**Record excerpts**
——————————

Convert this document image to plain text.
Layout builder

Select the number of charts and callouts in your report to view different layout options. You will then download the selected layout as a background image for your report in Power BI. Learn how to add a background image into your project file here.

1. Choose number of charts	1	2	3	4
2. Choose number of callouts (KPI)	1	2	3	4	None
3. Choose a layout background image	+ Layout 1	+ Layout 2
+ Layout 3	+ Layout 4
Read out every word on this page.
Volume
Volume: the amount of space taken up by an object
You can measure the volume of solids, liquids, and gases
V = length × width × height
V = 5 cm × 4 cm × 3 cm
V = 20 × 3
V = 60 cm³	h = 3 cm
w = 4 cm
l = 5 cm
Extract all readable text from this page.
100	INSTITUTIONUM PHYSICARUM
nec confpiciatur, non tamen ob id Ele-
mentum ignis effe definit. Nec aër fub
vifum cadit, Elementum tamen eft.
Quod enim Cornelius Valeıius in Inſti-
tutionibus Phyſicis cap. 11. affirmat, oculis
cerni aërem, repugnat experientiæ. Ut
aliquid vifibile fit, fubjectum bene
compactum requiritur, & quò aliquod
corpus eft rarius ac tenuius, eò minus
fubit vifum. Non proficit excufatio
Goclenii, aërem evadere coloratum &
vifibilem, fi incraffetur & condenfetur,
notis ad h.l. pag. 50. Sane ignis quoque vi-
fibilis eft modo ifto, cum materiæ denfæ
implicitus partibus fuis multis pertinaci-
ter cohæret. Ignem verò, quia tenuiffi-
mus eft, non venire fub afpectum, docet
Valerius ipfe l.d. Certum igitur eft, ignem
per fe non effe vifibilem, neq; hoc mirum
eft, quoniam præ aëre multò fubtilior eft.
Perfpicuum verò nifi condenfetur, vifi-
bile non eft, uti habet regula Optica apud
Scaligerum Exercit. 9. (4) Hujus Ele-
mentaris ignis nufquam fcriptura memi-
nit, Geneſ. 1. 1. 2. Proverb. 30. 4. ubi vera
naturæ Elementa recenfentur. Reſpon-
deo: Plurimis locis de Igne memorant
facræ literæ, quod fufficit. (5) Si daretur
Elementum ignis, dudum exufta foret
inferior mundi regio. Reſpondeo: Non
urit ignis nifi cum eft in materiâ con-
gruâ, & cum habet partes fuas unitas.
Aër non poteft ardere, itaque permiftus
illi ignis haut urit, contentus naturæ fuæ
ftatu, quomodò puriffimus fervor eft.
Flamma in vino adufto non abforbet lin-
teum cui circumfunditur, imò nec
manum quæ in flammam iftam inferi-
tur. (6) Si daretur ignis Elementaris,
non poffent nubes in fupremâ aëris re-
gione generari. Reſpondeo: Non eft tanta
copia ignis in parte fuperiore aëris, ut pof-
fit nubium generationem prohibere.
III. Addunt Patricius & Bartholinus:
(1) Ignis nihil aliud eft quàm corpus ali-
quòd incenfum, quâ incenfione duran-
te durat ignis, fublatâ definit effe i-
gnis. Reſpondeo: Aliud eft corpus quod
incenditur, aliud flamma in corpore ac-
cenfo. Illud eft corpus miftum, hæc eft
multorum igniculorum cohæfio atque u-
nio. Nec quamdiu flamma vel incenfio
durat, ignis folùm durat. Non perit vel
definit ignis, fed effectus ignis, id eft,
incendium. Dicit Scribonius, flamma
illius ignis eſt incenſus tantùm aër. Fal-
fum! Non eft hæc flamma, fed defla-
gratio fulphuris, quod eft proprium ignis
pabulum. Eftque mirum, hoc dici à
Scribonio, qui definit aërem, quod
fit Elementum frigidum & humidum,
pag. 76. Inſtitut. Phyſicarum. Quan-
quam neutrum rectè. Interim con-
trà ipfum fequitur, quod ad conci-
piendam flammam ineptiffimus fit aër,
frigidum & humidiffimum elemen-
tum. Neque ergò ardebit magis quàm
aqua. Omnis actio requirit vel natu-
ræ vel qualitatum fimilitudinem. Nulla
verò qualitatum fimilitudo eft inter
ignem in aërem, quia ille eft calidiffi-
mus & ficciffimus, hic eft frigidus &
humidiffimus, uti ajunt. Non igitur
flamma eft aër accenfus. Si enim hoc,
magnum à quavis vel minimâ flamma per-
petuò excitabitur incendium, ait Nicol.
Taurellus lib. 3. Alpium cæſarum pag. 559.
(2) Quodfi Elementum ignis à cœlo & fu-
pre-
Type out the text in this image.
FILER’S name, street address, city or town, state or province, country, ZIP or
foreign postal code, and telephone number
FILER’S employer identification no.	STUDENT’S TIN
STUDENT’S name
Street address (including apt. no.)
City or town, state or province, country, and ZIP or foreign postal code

——————————

Search the records above for "incendium". Copy each line where it is found.

incendium. Dicit Scribonius, flamma
petuò excitabitur incendium, ait Nicol.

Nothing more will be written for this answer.